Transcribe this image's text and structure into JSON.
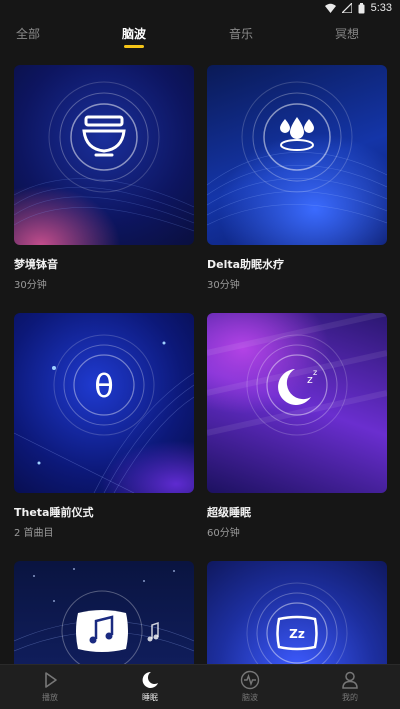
{
  "status_bar": {
    "time": "5:33"
  },
  "tabs": [
    {
      "label": "全部",
      "active": false
    },
    {
      "label": "脑波",
      "active": true
    },
    {
      "label": "音乐",
      "active": false
    },
    {
      "label": "冥想",
      "active": false
    }
  ],
  "accent_color": "#f5c518",
  "cards": [
    {
      "title": "梦境钵音",
      "subtitle": "30分钟",
      "icon": "singing-bowl-icon"
    },
    {
      "title": "Delta助眠水疗",
      "subtitle": "30分钟",
      "icon": "water-drops-icon"
    },
    {
      "title": "Theta睡前仪式",
      "subtitle": "2 首曲目",
      "icon": "theta-icon",
      "glyph": "θ"
    },
    {
      "title": "超级睡眠",
      "subtitle": "60分钟",
      "icon": "moon-zzz-icon",
      "glyph": "z"
    },
    {
      "title": "",
      "subtitle": "",
      "icon": "music-pillow-icon"
    },
    {
      "title": "",
      "subtitle": "",
      "icon": "zz-pillow-icon",
      "glyph": "Zz"
    }
  ],
  "bottom_nav": [
    {
      "label": "播放",
      "icon": "play-icon",
      "active": false
    },
    {
      "label": "睡眠",
      "icon": "moon-icon",
      "active": true
    },
    {
      "label": "脑波",
      "icon": "waveform-icon",
      "active": false
    },
    {
      "label": "我的",
      "icon": "user-icon",
      "active": false
    }
  ]
}
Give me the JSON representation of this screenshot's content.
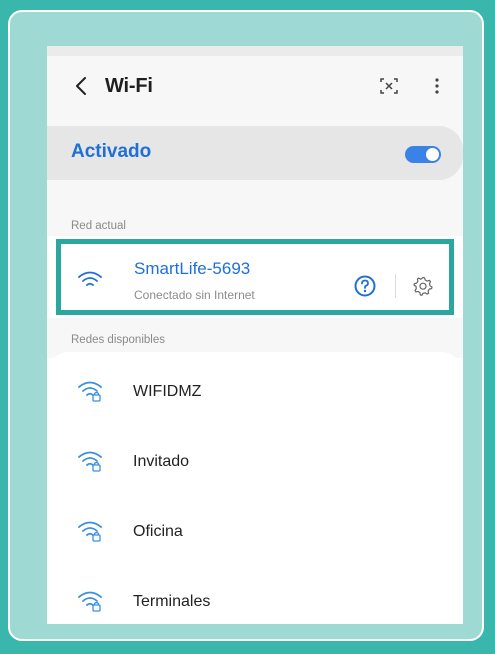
{
  "header": {
    "title": "Wi-Fi"
  },
  "toggle": {
    "label": "Activado",
    "enabled": true
  },
  "current": {
    "section_label": "Red actual",
    "name": "SmartLife-5693",
    "status": "Conectado sin Internet"
  },
  "available": {
    "section_label": "Redes disponibles",
    "networks": [
      {
        "name": "WIFIDMZ",
        "secured": true
      },
      {
        "name": "Invitado",
        "secured": true
      },
      {
        "name": "Oficina",
        "secured": true
      },
      {
        "name": "Terminales",
        "secured": true
      }
    ]
  },
  "colors": {
    "background": "#39b7ad",
    "frame": "#9ed9d3",
    "accent_blue": "#1e6fd8",
    "highlight_border": "#2aa8a0"
  },
  "icons": [
    "back-arrow-icon",
    "qr-scan-icon",
    "more-options-icon",
    "wifi-icon",
    "help-icon",
    "gear-icon",
    "wifi-lock-icon"
  ]
}
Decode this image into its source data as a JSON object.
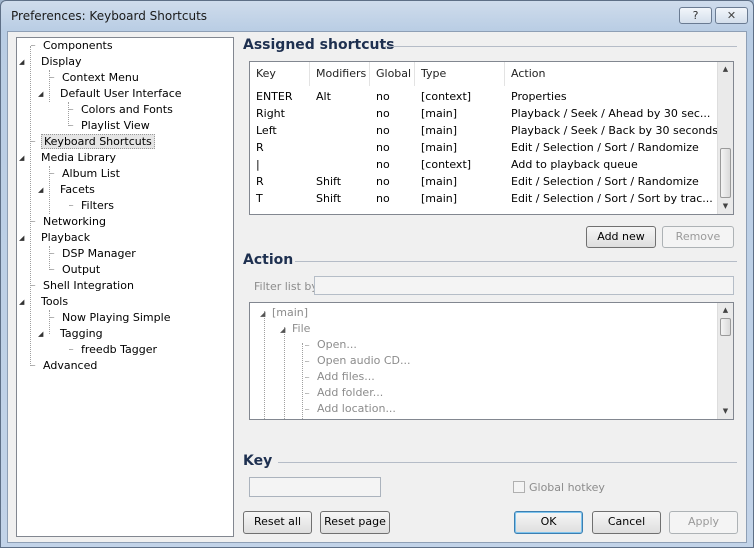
{
  "window": {
    "title": "Preferences: Keyboard Shortcuts",
    "help_label": "?",
    "close_label": "✕"
  },
  "tree": {
    "items": [
      {
        "label": "Components"
      },
      {
        "label": "Display"
      },
      {
        "label": "Context Menu"
      },
      {
        "label": "Default User Interface"
      },
      {
        "label": "Colors and Fonts"
      },
      {
        "label": "Playlist View"
      },
      {
        "label": "Keyboard Shortcuts"
      },
      {
        "label": "Media Library"
      },
      {
        "label": "Album List"
      },
      {
        "label": "Facets"
      },
      {
        "label": "Filters"
      },
      {
        "label": "Networking"
      },
      {
        "label": "Playback"
      },
      {
        "label": "DSP Manager"
      },
      {
        "label": "Output"
      },
      {
        "label": "Shell Integration"
      },
      {
        "label": "Tools"
      },
      {
        "label": "Now Playing Simple"
      },
      {
        "label": "Tagging"
      },
      {
        "label": "freedb Tagger"
      },
      {
        "label": "Advanced"
      }
    ]
  },
  "assigned": {
    "title": "Assigned shortcuts",
    "columns": [
      "Key",
      "Modifiers",
      "Global",
      "Type",
      "Action"
    ],
    "rows": [
      {
        "key": "ENTER",
        "modifiers": "Alt",
        "global": "no",
        "type": "[context]",
        "action": "Properties"
      },
      {
        "key": "Right",
        "modifiers": "",
        "global": "no",
        "type": "[main]",
        "action": "Playback / Seek / Ahead by 30 sec..."
      },
      {
        "key": "Left",
        "modifiers": "",
        "global": "no",
        "type": "[main]",
        "action": "Playback / Seek / Back by 30 seconds"
      },
      {
        "key": "R",
        "modifiers": "",
        "global": "no",
        "type": "[main]",
        "action": "Edit / Selection / Sort / Randomize"
      },
      {
        "key": "|",
        "modifiers": "",
        "global": "no",
        "type": "[context]",
        "action": "Add to playback queue"
      },
      {
        "key": "R",
        "modifiers": "Shift",
        "global": "no",
        "type": "[main]",
        "action": "Edit / Selection / Sort / Randomize"
      },
      {
        "key": "T",
        "modifiers": "Shift",
        "global": "no",
        "type": "[main]",
        "action": "Edit / Selection / Sort / Sort by trac..."
      }
    ],
    "add_new_label": "Add new",
    "remove_label": "Remove"
  },
  "action": {
    "title": "Action",
    "filter_label": "Filter list by:",
    "filter_value": "",
    "items": [
      {
        "label": "[main]"
      },
      {
        "label": "File"
      },
      {
        "label": "Open..."
      },
      {
        "label": "Open audio CD..."
      },
      {
        "label": "Add files..."
      },
      {
        "label": "Add folder..."
      },
      {
        "label": "Add location..."
      }
    ]
  },
  "key_section": {
    "title": "Key",
    "key_value": "",
    "global_hotkey_label": "Global hotkey"
  },
  "footer": {
    "reset_all_label": "Reset all",
    "reset_page_label": "Reset page",
    "ok_label": "OK",
    "cancel_label": "Cancel",
    "apply_label": "Apply"
  }
}
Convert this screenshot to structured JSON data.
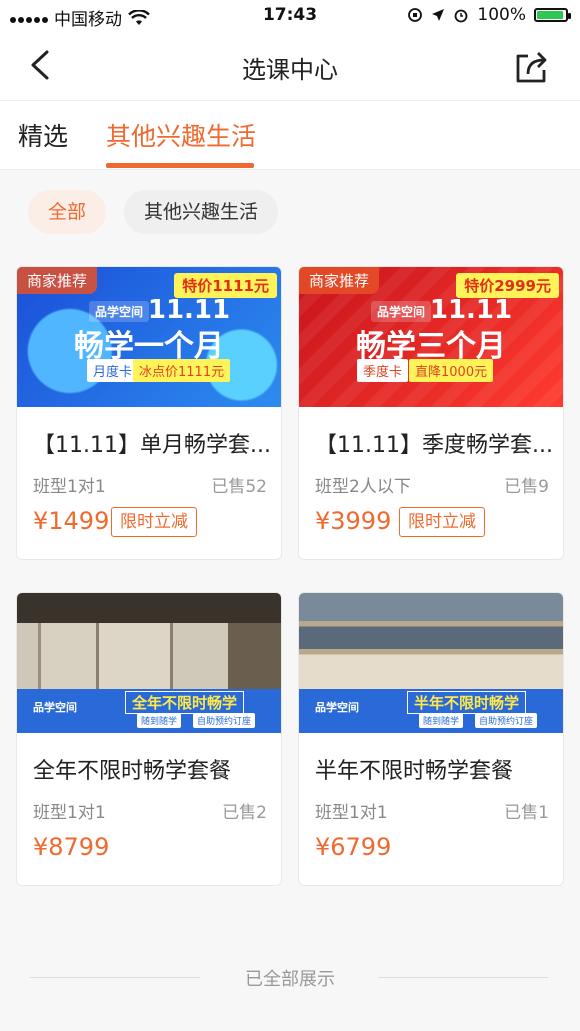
{
  "status_bar": {
    "carrier": "中国移动",
    "time": "17:43",
    "battery": "100%"
  },
  "nav": {
    "title": "选课中心",
    "back_icon": "chevron-left-icon",
    "share_icon": "share-icon"
  },
  "tabs": [
    {
      "label": "精选"
    },
    {
      "label": "其他兴趣生活"
    }
  ],
  "chips": [
    {
      "label": "全部"
    },
    {
      "label": "其他兴趣生活"
    }
  ],
  "courses": [
    {
      "badge": "商家推荐",
      "special_price": "特价1111元",
      "banner_event": "11.11",
      "banner_title": "畅学一个月",
      "banner_card": "月度卡",
      "banner_deal": "冰点价1111元",
      "banner_logo": "品学空间",
      "name": "【11.11】单月畅学套...",
      "type": "班型1对1",
      "sold": "已售52",
      "price": "¥1499",
      "promo": "限时立减"
    },
    {
      "badge": "商家推荐",
      "special_price": "特价2999元",
      "banner_event": "11.11",
      "banner_title": "畅学三个月",
      "banner_card": "季度卡",
      "banner_deal": "直降1000元",
      "banner_logo": "品学空间",
      "name": "【11.11】季度畅学套...",
      "type": "班型2人以下",
      "sold": "已售9",
      "price": "¥3999",
      "promo": "限时立减"
    },
    {
      "banner_slogan": "全年不限时畅学",
      "banner_feat1": "随到随学",
      "banner_feat2": "自助预约订座",
      "banner_logo": "品学空间",
      "name": "全年不限时畅学套餐",
      "type": "班型1对1",
      "sold": "已售2",
      "price": "¥8799"
    },
    {
      "banner_slogan": "半年不限时畅学",
      "banner_feat1": "随到随学",
      "banner_feat2": "自助预约订座",
      "banner_logo": "品学空间",
      "name": "半年不限时畅学套餐",
      "type": "班型1对1",
      "sold": "已售1",
      "price": "¥6799"
    }
  ],
  "footer": {
    "text": "已全部展示"
  },
  "colors": {
    "accent": "#f06a30",
    "blue_banner": "#2a6ad8",
    "red_banner": "#e02a2a"
  }
}
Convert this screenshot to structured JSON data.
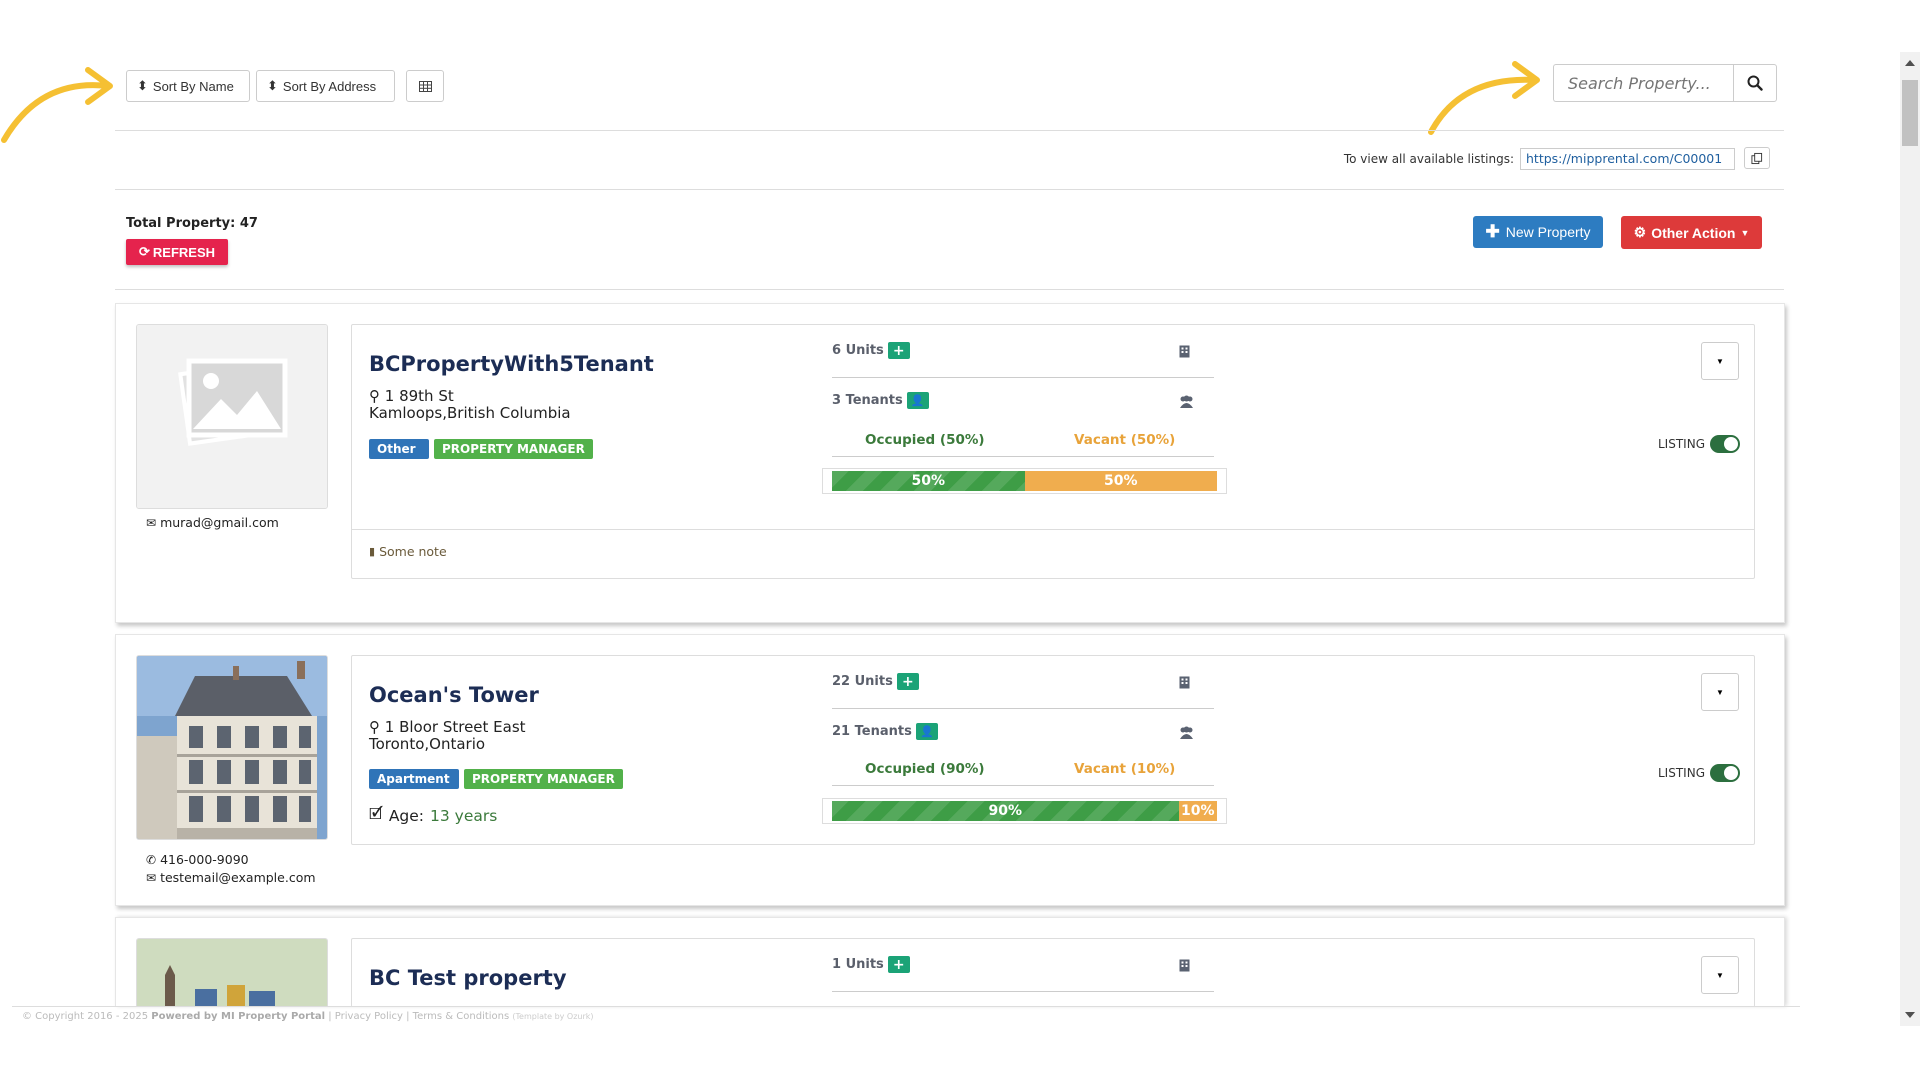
{
  "toolbar": {
    "sort_name_label": "Sort By Name",
    "sort_address_label": "Sort By Address",
    "search_placeholder": "Search Property..."
  },
  "listings": {
    "label": "To view all available listings:",
    "url": "https://mipprental.com/C00001"
  },
  "summary": {
    "total_label": "Total Property: 47",
    "refresh_label": "REFRESH",
    "new_property_label": "New Property",
    "other_action_label": "Other Action"
  },
  "properties": [
    {
      "name": "BCPropertyWith5Tenant",
      "address_line1": "1 89th St",
      "address_line2": "Kamloops,British Columbia",
      "type_tag": "Other",
      "role_tag": "PROPERTY MANAGER",
      "units": "6 Units",
      "tenants": "3 Tenants",
      "occupied_label": "Occupied (50%)",
      "vacant_label": "Vacant (50%)",
      "occupied_pct": 50,
      "vacant_pct": 50,
      "occupied_text": "50%",
      "vacant_text": "50%",
      "email": "murad@gmail.com",
      "note": "Some note",
      "listing_label": "LISTING"
    },
    {
      "name": "Ocean's Tower",
      "address_line1": "1 Bloor Street East",
      "address_line2": "Toronto,Ontario",
      "type_tag": "Apartment",
      "role_tag": "PROPERTY MANAGER",
      "age_label": "Age:",
      "age_value": "13 years",
      "units": "22 Units",
      "tenants": "21 Tenants",
      "occupied_label": "Occupied (90%)",
      "vacant_label": "Vacant (10%)",
      "occupied_pct": 90,
      "vacant_pct": 10,
      "occupied_text": "90%",
      "vacant_text": "10%",
      "phone": "416-000-9090",
      "email": "testemail@example.com",
      "listing_label": "LISTING"
    },
    {
      "name": "BC Test property",
      "units": "1 Units"
    }
  ],
  "footer": {
    "copyright": "© Copyright 2016 - 2025",
    "powered": "Powered by MI Property Portal",
    "privacy": "| Privacy Policy",
    "terms": "| Terms & Conditions",
    "template": "(Template by Ozurk)"
  },
  "colors": {
    "refresh": "#e5234d",
    "new_property": "#2d7cc1",
    "other_action": "#dd3a3a",
    "occupied": "#3e9d46",
    "vacant": "#f0ad4e",
    "tag_blue": "#2f74b8",
    "tag_green": "#52b14a",
    "plus_badge": "#1ba377"
  }
}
--------------------------------------------------
_AIM_
Go over the data above and copy every line that has the word "listings" in it.

_CORRECT OUTPUT_
  "listings": {
    "label": "To view all available listings:",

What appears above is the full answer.